▶ _Records provided_
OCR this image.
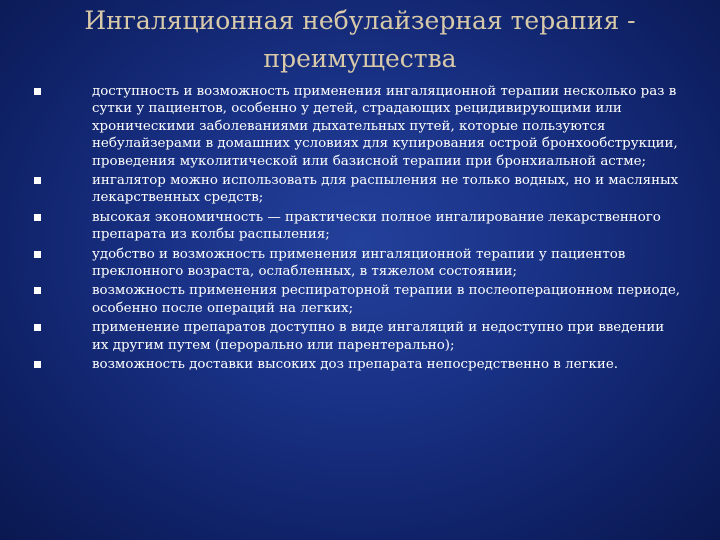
Ингаляционная небулайзерная терапия -
преимущества
доступность и возможность применения ингаляционной терапии несколько раз в сутки у пациентов, особенно у детей, страдающих рецидивирующими или хроническими заболеваниями дыхательных путей, которые пользуются небулайзерами в домашних условиях для купирования острой бронхообструкции, проведения муколитической или базисной терапии при бронхиальной астме;
ингалятор можно использовать для распыления не только водных, но и масляных лекарственных средств;
высокая экономичность — практически полное ингалирование лекарственного препарата из колбы распыления;
удобство и возможность применения ингаляционной терапии у пациентов преклонного возраста, ослабленных, в тяжелом состоянии;
возможность применения респираторной терапии в послеоперационном периоде, особенно после операций на легких;
применение препаратов доступно в виде ингаляций и недоступно при введении их другим путем (перорально или парентерально);
возможность доставки высоких доз препарата непосредственно в легкие.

▶ _Written task_
Omit each picture, then return all of the listing exactly as it stands.

▶ _Exercise response_
OCR this image.
Ингаляционная небулайзерная терапия -
преимущества
доступность и возможность применения ингаляционной терапии несколько раз в сутки у пациентов, особенно у детей, страдающих рецидивирующими или хроническими заболеваниями дыхательных путей, которые пользуются небулайзерами в домашних условиях для купирования острой бронхообструкции, проведения муколитической или базисной терапии при бронхиальной астме;
ингалятор можно использовать для распыления не только водных, но и масляных лекарственных средств;
высокая экономичность — практически полное ингалирование лекарственного препарата из колбы распыления;
удобство и возможность применения ингаляционной терапии у пациентов преклонного возраста, ослабленных, в тяжелом состоянии;
возможность применения респираторной терапии в послеоперационном периоде, особенно после операций на легких;
применение препаратов доступно в виде ингаляций и недоступно при введении их другим путем (перорально или парентерально);
возможность доставки высоких доз препарата непосредственно в легкие.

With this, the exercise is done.